__EXERCISE INSTRUCTIONS__
Go through the lines below and copy each one that holds the string "name".

__TASK DATA__
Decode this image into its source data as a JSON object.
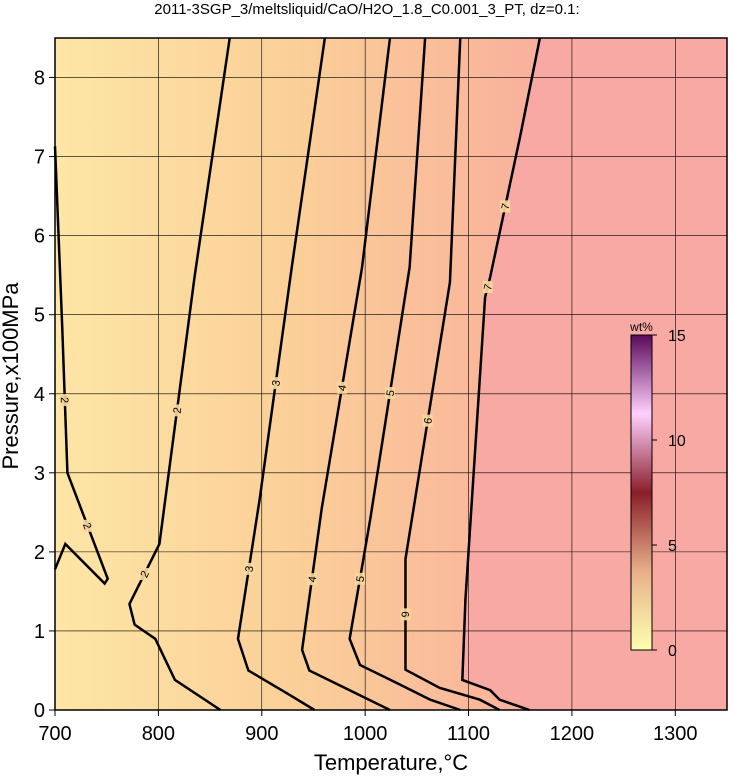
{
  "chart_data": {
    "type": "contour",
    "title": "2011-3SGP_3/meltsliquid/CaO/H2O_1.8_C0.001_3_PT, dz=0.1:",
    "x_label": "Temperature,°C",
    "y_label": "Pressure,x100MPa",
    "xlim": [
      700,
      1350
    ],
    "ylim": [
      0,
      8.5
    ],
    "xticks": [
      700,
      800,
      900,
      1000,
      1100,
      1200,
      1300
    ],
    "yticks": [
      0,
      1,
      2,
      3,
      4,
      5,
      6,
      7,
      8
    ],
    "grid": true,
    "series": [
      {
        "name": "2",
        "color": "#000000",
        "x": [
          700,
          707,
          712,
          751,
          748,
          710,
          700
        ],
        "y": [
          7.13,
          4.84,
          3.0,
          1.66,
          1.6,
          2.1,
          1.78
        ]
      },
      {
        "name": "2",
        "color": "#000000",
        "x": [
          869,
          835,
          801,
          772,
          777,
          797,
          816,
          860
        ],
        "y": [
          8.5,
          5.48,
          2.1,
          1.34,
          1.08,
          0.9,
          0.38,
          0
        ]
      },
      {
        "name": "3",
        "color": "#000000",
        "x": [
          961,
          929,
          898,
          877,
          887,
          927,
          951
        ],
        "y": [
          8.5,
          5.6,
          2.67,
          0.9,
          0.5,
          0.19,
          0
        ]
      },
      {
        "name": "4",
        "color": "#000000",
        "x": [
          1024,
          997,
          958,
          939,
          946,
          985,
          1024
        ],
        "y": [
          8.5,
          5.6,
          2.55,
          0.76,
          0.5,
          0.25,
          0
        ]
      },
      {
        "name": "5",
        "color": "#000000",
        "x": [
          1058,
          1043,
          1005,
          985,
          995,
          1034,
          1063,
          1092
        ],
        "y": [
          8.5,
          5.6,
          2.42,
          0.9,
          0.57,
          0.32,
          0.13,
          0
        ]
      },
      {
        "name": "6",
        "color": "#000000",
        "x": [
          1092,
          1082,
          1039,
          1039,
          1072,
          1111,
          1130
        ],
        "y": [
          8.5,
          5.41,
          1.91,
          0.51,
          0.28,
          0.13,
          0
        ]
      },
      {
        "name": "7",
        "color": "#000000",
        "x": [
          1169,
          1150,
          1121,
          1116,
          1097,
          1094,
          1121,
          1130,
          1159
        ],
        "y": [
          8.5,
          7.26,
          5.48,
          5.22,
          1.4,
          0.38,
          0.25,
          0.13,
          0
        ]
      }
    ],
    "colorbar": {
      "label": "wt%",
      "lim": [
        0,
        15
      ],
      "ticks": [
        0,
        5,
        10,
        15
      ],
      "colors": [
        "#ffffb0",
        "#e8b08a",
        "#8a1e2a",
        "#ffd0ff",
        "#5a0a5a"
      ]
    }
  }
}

* * *

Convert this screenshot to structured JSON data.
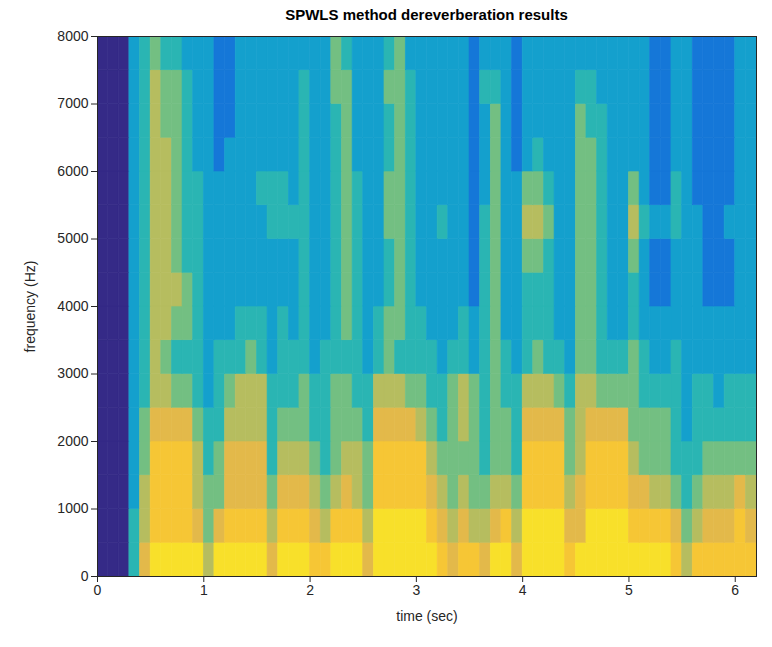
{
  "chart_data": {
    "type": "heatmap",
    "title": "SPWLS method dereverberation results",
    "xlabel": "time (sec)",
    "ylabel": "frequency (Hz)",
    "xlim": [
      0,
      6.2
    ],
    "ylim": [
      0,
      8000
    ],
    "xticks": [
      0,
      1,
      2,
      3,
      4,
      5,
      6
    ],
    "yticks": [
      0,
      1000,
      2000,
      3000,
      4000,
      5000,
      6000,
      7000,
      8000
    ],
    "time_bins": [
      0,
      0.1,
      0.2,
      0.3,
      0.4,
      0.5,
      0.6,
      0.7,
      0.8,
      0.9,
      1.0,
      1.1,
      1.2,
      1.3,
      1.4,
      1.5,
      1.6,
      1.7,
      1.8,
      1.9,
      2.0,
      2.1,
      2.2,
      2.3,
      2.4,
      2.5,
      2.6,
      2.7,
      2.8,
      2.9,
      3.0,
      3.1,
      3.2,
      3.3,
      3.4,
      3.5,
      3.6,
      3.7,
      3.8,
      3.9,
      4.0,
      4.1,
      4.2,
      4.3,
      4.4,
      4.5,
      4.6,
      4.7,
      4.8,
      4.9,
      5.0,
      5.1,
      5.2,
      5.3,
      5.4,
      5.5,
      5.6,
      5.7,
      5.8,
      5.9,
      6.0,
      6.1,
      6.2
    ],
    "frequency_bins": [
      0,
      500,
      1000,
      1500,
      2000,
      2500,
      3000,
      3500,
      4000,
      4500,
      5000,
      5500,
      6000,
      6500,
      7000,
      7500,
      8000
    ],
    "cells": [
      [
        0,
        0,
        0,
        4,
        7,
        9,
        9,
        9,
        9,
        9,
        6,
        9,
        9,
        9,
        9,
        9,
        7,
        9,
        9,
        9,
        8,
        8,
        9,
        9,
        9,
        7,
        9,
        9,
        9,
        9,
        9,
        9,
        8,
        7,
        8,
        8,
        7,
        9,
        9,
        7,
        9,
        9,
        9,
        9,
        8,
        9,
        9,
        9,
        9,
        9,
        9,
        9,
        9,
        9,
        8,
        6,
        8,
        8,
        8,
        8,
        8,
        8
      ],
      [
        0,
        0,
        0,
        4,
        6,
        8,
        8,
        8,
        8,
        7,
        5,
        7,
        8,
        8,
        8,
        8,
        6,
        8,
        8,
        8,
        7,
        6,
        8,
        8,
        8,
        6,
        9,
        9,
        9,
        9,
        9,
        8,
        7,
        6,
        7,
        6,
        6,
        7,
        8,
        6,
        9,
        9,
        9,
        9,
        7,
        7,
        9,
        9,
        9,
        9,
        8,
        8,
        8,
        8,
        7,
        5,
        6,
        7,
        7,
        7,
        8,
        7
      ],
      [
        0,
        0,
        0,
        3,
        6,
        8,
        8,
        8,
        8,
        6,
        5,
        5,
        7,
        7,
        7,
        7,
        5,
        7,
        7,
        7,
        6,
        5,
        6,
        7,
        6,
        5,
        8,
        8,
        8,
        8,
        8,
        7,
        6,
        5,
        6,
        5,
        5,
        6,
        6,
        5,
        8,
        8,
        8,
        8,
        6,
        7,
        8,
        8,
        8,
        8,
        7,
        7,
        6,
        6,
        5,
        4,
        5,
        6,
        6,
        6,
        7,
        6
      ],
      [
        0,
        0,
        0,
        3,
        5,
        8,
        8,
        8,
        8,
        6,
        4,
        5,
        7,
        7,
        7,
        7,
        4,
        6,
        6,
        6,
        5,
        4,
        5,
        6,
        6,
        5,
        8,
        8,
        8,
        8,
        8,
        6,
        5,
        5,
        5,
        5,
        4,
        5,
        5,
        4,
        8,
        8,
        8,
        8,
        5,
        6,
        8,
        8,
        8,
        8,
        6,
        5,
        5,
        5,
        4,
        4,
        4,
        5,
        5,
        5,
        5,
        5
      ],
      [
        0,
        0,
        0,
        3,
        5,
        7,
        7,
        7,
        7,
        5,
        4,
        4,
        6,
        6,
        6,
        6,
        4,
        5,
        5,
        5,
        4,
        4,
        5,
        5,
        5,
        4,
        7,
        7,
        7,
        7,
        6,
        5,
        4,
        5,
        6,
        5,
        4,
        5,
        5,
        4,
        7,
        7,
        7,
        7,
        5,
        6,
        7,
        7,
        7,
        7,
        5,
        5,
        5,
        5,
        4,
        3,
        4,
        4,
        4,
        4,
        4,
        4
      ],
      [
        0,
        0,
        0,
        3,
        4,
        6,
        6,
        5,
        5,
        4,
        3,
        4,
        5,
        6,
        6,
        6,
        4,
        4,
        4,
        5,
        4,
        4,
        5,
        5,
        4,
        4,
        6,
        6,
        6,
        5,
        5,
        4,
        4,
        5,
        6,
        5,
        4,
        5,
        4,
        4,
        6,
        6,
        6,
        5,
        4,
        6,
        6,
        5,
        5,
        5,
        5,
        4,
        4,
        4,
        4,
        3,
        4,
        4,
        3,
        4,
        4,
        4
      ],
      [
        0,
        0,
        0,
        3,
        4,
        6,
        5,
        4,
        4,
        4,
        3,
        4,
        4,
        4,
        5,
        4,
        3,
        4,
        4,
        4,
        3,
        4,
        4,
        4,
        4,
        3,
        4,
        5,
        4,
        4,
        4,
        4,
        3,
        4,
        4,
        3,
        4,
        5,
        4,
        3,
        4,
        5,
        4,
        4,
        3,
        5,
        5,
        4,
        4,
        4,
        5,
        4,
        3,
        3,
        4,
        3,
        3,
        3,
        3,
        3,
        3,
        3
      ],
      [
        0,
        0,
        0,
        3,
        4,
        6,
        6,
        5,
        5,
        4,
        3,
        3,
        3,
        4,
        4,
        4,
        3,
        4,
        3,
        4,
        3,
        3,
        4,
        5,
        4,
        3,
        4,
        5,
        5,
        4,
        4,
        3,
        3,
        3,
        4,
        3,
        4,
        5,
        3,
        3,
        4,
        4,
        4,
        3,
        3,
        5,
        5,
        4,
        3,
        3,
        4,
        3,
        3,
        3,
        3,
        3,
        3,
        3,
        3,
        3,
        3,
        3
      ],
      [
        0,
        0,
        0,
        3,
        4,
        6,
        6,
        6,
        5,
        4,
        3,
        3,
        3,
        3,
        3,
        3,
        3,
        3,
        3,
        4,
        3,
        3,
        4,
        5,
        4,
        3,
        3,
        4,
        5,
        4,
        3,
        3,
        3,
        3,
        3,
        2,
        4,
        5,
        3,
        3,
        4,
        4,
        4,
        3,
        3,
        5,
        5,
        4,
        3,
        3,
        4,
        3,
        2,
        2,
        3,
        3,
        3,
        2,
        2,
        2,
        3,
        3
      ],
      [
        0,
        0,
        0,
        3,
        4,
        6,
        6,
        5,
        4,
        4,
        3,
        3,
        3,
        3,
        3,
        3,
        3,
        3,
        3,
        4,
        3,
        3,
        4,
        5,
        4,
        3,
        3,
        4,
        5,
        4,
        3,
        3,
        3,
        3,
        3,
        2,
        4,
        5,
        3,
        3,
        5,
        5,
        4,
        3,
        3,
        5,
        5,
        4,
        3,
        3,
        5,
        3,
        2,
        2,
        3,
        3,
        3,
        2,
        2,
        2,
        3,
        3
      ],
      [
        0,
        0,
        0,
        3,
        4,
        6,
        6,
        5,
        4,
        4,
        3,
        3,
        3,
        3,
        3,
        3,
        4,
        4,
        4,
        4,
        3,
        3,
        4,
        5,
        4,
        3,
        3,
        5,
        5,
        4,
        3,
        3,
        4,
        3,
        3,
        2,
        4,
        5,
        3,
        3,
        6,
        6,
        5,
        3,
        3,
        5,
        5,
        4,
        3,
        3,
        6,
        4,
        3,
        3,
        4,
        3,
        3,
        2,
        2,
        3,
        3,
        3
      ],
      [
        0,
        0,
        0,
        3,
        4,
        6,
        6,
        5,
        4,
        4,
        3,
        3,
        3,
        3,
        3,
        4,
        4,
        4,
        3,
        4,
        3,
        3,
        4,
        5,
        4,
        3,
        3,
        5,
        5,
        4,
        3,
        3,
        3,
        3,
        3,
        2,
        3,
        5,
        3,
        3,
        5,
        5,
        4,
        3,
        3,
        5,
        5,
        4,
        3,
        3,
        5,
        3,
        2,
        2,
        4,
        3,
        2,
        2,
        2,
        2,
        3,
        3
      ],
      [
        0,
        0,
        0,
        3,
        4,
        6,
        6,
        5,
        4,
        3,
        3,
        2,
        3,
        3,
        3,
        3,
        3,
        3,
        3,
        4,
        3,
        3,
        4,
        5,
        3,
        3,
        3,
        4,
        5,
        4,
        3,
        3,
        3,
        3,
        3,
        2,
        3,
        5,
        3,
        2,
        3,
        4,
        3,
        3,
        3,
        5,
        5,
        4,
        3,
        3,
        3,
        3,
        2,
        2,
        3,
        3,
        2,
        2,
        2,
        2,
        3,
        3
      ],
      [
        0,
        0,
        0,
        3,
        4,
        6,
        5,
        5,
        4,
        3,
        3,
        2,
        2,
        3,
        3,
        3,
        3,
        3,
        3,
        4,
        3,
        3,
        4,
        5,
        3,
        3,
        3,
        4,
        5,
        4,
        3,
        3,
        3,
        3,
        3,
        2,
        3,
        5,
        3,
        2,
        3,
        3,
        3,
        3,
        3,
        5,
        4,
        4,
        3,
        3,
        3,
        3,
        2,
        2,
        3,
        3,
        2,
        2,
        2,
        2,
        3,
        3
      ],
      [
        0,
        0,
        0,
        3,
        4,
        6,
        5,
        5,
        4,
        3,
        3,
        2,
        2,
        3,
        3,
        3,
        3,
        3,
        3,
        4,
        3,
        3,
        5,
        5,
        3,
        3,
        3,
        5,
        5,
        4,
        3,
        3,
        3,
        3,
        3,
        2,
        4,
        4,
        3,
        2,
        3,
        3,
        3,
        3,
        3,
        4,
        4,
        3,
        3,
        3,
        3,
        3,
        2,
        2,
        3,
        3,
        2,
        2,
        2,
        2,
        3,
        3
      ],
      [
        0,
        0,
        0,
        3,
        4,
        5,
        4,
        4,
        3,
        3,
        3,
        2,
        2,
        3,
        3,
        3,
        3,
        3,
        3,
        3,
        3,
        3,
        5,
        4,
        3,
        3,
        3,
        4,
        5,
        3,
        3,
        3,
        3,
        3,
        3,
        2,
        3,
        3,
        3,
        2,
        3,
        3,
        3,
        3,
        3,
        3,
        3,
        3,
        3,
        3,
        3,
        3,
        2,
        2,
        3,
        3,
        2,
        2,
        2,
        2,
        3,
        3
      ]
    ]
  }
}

--

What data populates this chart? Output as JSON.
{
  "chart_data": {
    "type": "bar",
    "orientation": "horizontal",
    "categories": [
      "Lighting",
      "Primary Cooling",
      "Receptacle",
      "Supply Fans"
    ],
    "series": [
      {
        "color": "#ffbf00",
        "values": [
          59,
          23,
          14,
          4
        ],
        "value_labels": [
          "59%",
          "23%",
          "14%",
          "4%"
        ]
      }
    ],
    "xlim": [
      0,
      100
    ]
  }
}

__SOLUTION__
        "name": "2",
        "name": "2",
        "name": "3",
        "name": "4",
        "name": "5",
        "name": "6",
        "name": "7",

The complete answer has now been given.